__Stated task__: Work out how many lines of the material below mention the word "muſicæ"; reply with the number only.

__Dataset content__:

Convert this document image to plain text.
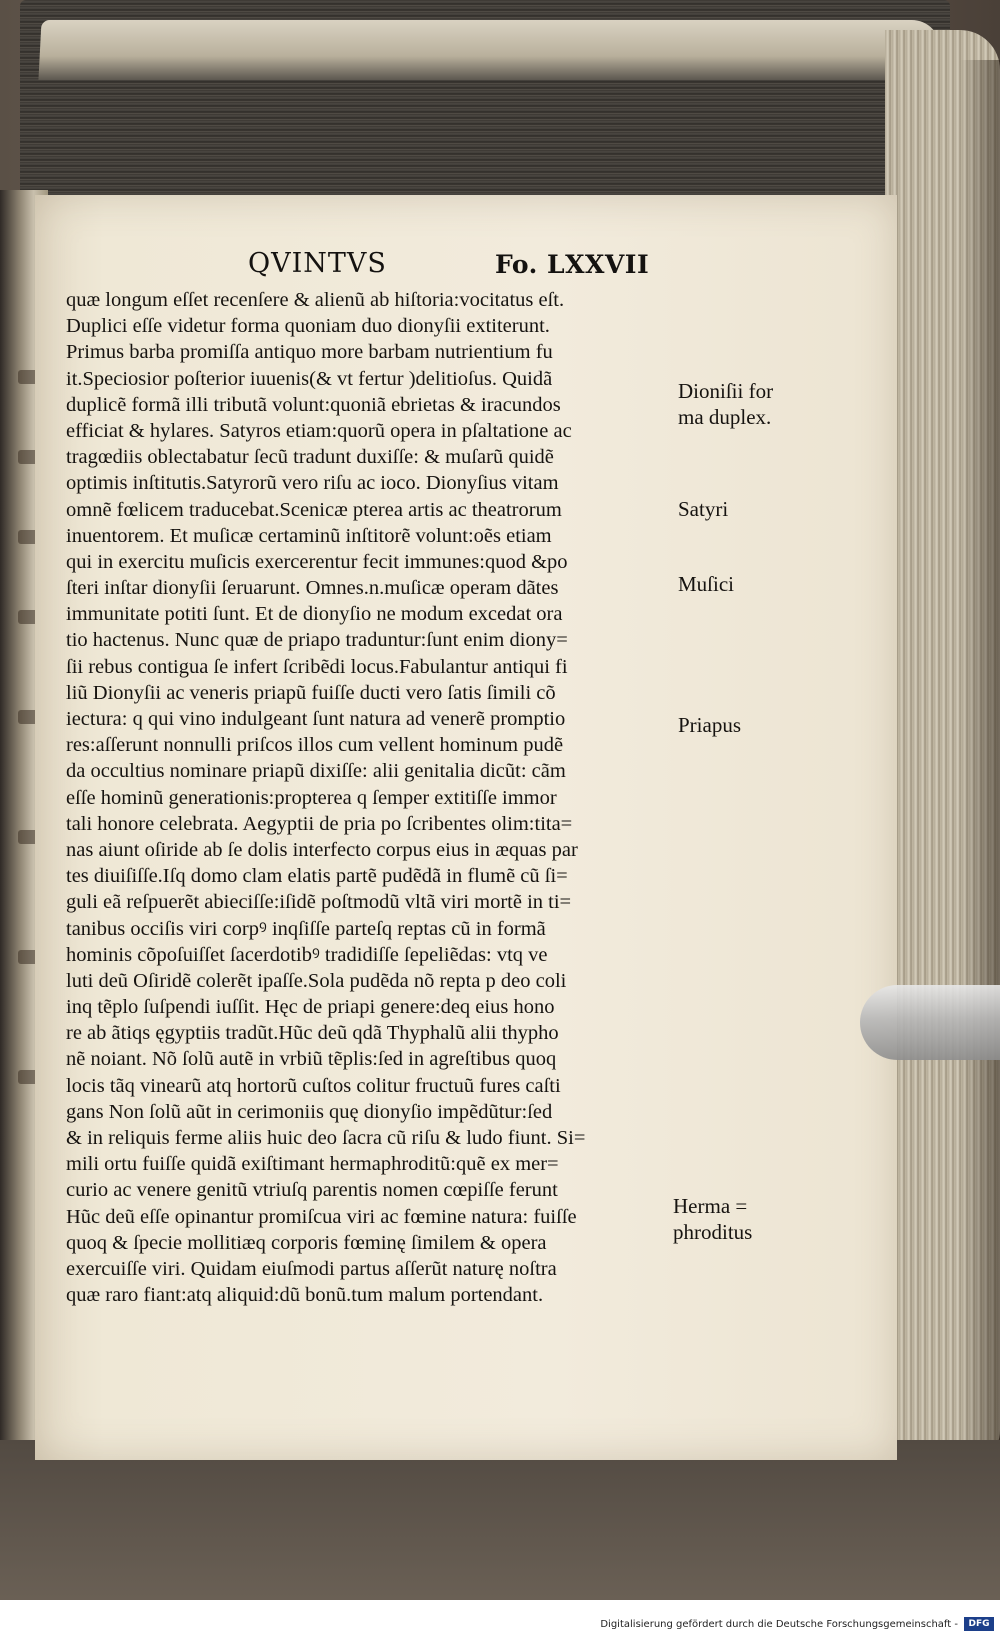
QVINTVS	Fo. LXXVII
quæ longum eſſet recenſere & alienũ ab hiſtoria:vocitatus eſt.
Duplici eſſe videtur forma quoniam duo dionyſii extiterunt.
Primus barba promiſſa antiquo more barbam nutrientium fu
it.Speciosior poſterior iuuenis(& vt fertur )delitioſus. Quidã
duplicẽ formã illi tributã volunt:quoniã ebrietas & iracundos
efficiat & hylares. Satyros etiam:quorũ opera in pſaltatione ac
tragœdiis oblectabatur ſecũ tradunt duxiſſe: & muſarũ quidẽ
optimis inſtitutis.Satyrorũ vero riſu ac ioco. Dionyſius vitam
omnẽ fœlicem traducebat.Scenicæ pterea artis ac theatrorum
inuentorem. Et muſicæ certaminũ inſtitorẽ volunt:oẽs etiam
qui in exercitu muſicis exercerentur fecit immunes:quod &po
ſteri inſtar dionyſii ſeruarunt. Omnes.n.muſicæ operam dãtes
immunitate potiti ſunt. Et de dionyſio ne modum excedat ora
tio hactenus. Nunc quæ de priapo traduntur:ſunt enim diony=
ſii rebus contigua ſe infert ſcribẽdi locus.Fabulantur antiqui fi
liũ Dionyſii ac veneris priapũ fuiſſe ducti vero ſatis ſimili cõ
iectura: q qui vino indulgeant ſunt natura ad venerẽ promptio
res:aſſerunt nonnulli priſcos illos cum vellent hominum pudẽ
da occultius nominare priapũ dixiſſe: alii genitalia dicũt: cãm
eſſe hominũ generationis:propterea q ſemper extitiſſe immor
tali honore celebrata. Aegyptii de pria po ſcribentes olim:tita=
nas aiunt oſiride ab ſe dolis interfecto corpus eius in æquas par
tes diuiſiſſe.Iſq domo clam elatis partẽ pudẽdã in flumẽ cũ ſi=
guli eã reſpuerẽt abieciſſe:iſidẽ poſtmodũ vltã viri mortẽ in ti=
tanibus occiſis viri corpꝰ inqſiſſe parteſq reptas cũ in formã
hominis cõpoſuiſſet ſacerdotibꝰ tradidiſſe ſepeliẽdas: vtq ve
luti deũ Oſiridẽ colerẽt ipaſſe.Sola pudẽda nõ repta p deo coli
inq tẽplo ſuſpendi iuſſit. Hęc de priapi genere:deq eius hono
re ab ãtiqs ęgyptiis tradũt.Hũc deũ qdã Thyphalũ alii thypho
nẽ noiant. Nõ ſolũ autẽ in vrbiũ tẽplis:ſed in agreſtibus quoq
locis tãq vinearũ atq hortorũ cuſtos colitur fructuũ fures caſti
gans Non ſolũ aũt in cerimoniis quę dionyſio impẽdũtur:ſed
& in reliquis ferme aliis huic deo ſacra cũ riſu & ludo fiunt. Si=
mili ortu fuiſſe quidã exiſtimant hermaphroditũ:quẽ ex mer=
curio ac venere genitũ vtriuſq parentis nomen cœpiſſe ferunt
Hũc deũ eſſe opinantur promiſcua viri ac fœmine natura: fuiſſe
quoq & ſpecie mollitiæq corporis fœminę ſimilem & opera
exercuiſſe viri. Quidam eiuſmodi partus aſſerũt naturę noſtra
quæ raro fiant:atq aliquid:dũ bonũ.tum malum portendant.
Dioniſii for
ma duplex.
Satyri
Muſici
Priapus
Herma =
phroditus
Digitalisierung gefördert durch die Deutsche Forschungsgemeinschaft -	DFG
* * *
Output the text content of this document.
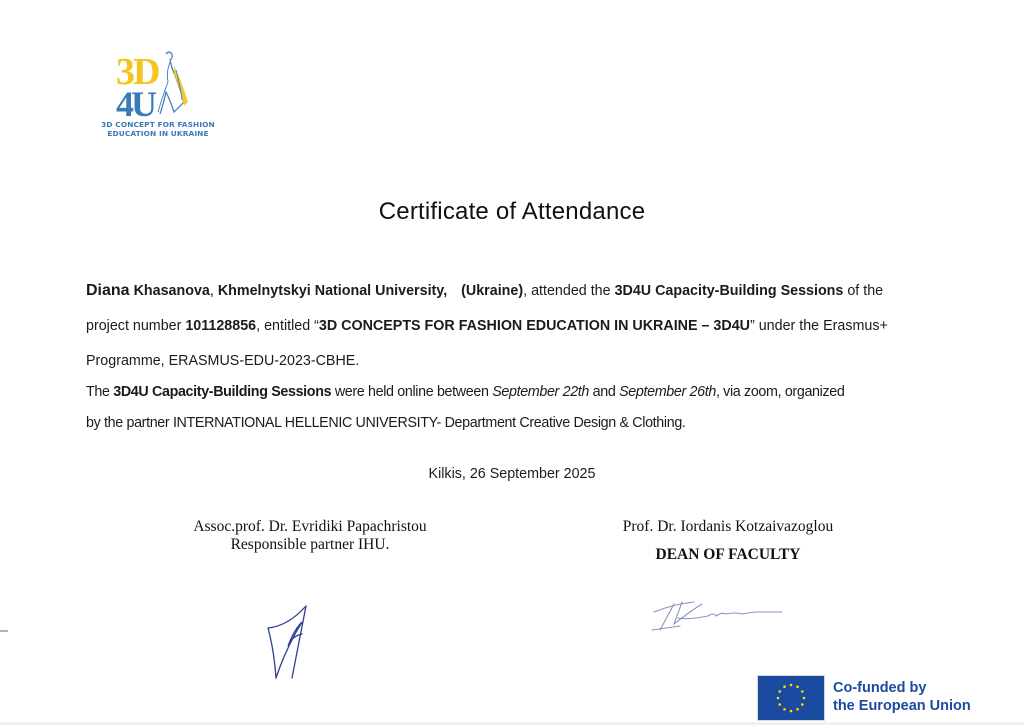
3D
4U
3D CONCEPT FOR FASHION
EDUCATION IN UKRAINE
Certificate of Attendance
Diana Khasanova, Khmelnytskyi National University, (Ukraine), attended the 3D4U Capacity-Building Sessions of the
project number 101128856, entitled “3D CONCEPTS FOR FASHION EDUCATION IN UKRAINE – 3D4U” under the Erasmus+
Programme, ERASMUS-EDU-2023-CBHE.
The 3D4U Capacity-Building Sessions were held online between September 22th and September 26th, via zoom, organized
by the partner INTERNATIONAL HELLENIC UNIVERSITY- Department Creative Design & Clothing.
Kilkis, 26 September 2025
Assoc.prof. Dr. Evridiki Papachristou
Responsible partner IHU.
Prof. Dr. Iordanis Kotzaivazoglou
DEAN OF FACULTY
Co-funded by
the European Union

__Solution for this task__: 2